Passage shown>
Sometimes you see them – the one person on the bus or train who isn’t plugged in to their smartphone, oblivious to their surroundings and the random soundtrack of people on the move – fragments of conversation, traffic sounds. Those that aren’t tuning out their surroundings are more than likely to be someone like Sam Ashwell, sound designer extraordinaire at 750mph, the audio post wizards based in Golden Square, Soho.

“I spend a lot of my time listening to the world as I’m on my journeys around places,” he says, from one of the plush mixing suites at 750mph. “Listening and taking it in. A quality of a good sound designer is having the ability to listen to the world around you, and to make audio photographs, so when you’re presented with a job, and they didn’t shoot any sound, and there’re cars whizzing past or horses riding through a forest, gunshots … you need to have a snapshot of what you have to do to make that sound.”

 

 

The sound of a stroppy alien

In a way, a sound designer is a spy, eavesdropping on the world of what we hear and don’t often notice, learning what makes it tick, and how to remake it perfectly in the studio. “I’m always interested in listening to the world,” says Ashwell. “On trains, I love hearing dialogue weaving in and out. When I’m walking in a wood, the birdsong – no one believes how loud it is, but when you’re standing there in the wood, it can be deafening. Put that in a job, and they’ll say, no that’s definitely too loud. Or I sit on the beach, listening, figuring out perspectives, wondering, ‘How could you fake that?’ I enjoy the challenge.”

As for field recordings, and testing soundscapes for specific jobs, Ashwell is more inclined to simply listen and absorb. “I’ll go round recording things when I need them,” he says. “Sirens – you can never have enough good UK sirens; a lot of the library stuff is American. But you have to have a break – we do 10-, 12-hour days, five or six days a week – seven sometimes.” He laughs. “Sometimes you just want some peace and quiet.”

Ashwell joined 750mph in 2000, straight out of college, aged 22, so the last 17 years have seen him move from technical assistant, through to junior, then senior then head engineer and now partner.

He studied sound engineering at Kingston University (“My whole family work in advertising and film, and I used to go to film sets a lot when I was young, and at 16 or 17 realised sound design was a thing.”) and also worked as a DJ and collected music tech. “Ataris, midi and Akai samplers, old digital synths, stuff from the 80s and 90s. Then, as computers got more powerful, I got into plug-ins, and all that hardcore modular stuff that’s basically programming to make music.”

 

 

The world, the industry, and the tech of sound design has changed dramatically since Ashwell started out. “We were using original Fairlight kit, 24 track. There were no plug-ins. We were using VHS and cassettes – there were no MP3s. We had dial-up, but there was no broadband. The runners were really running.” In some ways, he misses the relative simplicity of that era’s kit.

“The more advanced a technology gets, the more you can do, but the more you can go down a rabbit hole, too. You can do a lot more but a lot more can go wrong. People say, it must all be so much quicker now, but it was quicker when you could do less.” The relentless arrival of new tech, new software, and new plug-ins is formidable. They all have to be mastered and road-tested by Ashwell before being released on his clients’ work, or upon junior sound designers.

Challenge A>
Answer these from the sound designer profile:
(i) Where is 750mph based?
(ii) What subject did Ashwell study, and at which university?
(iii) In what year did Ashwell join 750mph?
Challenge B>
Turn the paragraph of the sound designer profile that begins "The world, the industry, and the tech of sound design" into a short bulleted list that keeps its main facts.
Challenge C>
From the sound designer profile, list every position Ashwell has held at 750mph, in the order given.
The rows after this profile of a sound designer aren't needed for anything here.

Dataset entries>
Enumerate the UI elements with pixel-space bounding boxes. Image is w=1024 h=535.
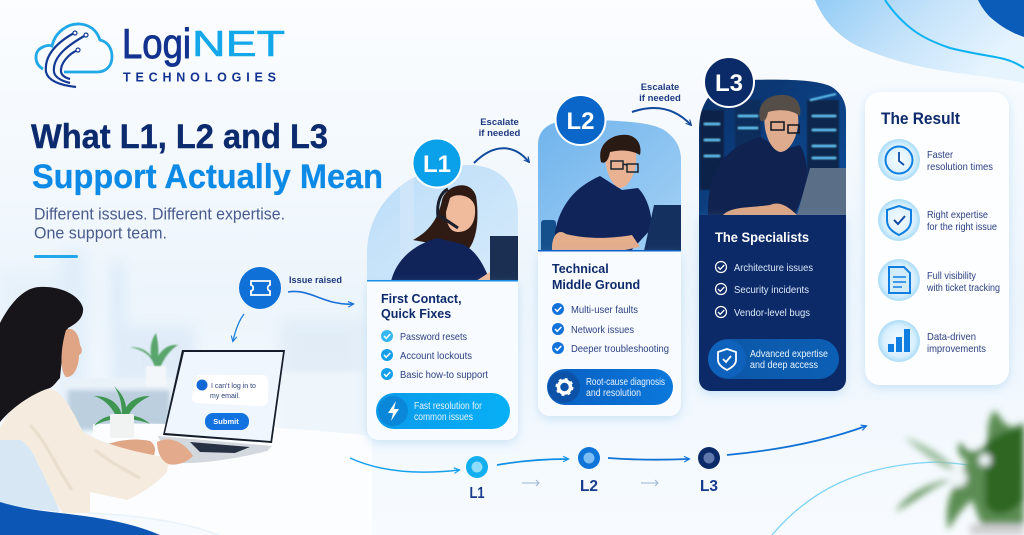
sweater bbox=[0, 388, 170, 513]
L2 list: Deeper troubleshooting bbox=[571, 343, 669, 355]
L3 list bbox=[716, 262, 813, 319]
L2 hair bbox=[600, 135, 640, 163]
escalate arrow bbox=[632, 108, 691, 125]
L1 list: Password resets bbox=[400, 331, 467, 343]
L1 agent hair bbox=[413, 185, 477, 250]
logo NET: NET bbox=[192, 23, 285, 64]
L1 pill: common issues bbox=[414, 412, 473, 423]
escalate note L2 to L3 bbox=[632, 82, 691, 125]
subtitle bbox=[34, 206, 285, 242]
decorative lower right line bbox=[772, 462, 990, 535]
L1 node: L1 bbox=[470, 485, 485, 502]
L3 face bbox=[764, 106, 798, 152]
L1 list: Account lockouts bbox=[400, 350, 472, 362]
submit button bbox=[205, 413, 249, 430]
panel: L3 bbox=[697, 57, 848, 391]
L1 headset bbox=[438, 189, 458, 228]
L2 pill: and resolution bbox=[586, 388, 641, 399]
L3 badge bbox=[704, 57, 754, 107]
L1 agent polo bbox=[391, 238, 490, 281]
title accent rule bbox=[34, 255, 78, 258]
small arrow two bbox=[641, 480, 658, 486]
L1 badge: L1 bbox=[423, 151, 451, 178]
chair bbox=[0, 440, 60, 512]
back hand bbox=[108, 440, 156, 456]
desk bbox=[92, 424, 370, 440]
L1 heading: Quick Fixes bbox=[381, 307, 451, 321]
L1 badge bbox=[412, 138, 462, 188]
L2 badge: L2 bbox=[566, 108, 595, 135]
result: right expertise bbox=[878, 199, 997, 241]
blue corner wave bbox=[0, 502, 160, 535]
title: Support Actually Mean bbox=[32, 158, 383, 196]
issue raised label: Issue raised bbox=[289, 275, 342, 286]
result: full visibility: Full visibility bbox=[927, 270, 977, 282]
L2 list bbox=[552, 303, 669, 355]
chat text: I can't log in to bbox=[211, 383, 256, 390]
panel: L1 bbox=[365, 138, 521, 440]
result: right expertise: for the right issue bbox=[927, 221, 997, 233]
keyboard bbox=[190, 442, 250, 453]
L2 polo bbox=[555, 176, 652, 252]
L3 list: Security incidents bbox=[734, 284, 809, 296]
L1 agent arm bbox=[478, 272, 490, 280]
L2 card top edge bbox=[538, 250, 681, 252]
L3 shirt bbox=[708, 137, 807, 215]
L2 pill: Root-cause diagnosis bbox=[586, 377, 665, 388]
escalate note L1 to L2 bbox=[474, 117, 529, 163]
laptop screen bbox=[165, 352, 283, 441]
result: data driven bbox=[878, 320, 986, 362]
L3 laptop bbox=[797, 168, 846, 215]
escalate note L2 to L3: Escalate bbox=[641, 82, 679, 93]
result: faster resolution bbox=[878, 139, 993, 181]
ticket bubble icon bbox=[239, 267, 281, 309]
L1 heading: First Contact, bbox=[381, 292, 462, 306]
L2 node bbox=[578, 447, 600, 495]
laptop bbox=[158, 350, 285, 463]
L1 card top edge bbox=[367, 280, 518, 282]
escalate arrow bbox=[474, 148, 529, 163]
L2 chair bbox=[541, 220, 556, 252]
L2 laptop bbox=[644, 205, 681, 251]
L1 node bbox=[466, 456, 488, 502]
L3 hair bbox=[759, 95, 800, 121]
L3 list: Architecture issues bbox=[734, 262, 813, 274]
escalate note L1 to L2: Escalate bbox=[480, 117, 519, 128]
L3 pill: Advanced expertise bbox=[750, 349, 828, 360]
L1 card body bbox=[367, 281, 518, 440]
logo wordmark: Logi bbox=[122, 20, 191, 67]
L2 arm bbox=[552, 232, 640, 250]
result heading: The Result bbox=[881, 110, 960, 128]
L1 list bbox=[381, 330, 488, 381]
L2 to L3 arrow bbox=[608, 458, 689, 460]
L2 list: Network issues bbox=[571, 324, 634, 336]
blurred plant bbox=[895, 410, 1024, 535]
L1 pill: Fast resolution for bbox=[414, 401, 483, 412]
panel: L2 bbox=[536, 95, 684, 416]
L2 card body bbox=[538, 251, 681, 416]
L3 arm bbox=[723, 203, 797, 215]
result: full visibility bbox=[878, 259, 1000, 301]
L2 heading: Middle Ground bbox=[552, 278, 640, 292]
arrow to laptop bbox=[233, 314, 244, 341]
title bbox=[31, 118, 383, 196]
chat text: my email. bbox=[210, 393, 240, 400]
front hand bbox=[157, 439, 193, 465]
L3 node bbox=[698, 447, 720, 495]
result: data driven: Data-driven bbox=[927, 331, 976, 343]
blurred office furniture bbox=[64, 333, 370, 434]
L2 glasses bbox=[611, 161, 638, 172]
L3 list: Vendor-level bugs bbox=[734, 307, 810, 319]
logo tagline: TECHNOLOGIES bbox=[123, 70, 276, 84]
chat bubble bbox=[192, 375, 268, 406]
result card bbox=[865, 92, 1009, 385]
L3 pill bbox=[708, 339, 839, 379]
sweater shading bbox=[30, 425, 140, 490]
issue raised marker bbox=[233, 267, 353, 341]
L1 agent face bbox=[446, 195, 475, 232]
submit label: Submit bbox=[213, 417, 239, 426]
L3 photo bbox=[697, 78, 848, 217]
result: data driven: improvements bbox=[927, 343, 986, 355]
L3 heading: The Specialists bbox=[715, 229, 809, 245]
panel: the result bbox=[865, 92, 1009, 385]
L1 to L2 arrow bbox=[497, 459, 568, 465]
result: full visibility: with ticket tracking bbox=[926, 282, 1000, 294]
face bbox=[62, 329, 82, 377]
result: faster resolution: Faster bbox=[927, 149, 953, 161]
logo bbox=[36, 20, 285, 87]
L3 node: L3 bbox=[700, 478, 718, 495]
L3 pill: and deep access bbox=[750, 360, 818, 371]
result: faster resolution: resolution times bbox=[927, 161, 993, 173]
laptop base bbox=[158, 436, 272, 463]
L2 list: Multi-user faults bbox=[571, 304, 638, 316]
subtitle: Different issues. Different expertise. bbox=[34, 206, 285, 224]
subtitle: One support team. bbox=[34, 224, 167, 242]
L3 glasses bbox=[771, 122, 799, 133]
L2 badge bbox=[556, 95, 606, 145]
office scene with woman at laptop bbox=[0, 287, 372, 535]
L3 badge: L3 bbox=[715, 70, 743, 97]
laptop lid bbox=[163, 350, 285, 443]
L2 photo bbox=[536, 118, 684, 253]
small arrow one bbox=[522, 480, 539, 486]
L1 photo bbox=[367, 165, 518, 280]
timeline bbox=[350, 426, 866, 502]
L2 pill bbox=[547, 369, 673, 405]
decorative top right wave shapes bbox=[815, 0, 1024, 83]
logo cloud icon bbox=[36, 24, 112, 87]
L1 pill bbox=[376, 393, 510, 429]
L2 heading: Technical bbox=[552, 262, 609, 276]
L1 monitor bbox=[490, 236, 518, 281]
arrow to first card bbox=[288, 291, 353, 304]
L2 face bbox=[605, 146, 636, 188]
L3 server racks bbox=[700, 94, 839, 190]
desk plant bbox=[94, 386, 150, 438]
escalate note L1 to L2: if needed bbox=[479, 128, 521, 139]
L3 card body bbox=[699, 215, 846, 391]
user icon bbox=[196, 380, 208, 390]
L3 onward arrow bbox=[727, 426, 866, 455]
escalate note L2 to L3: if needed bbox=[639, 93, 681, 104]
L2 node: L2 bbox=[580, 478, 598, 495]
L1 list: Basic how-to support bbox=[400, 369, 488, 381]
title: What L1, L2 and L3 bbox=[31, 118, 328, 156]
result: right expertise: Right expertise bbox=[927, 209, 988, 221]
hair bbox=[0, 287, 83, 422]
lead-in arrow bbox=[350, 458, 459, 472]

* * *

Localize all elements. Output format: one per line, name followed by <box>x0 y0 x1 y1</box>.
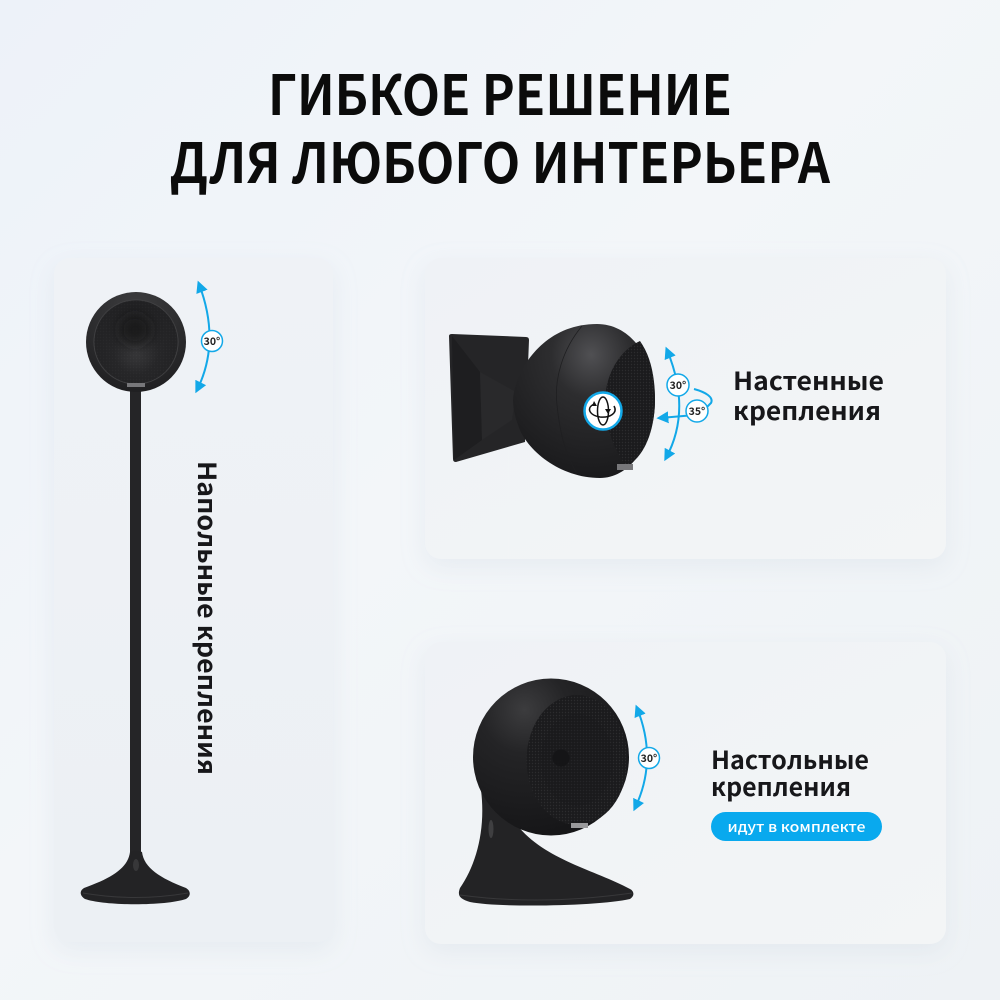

Task answer A>
(i) Golden Square, Soho
(ii) Sound engineering, at Kingston University
(iii) 2000

Task answer B>
- The world, the industry and the tech of sound design have changed dramatically since Ashwell started.
- Back then, the studio used original Fairlight kit, 24 track, with no plug-ins.
- The formats were VHS and cassettes, and there were no MP3s.
- There was dial-up but no broadband, so the runners really ran.
- In some ways, Ashwell misses the relative simplicity of that era's kit.

Task answer C>
1. Technical assistant
2. Junior
3. Senior
4. Head engineer
5. Partner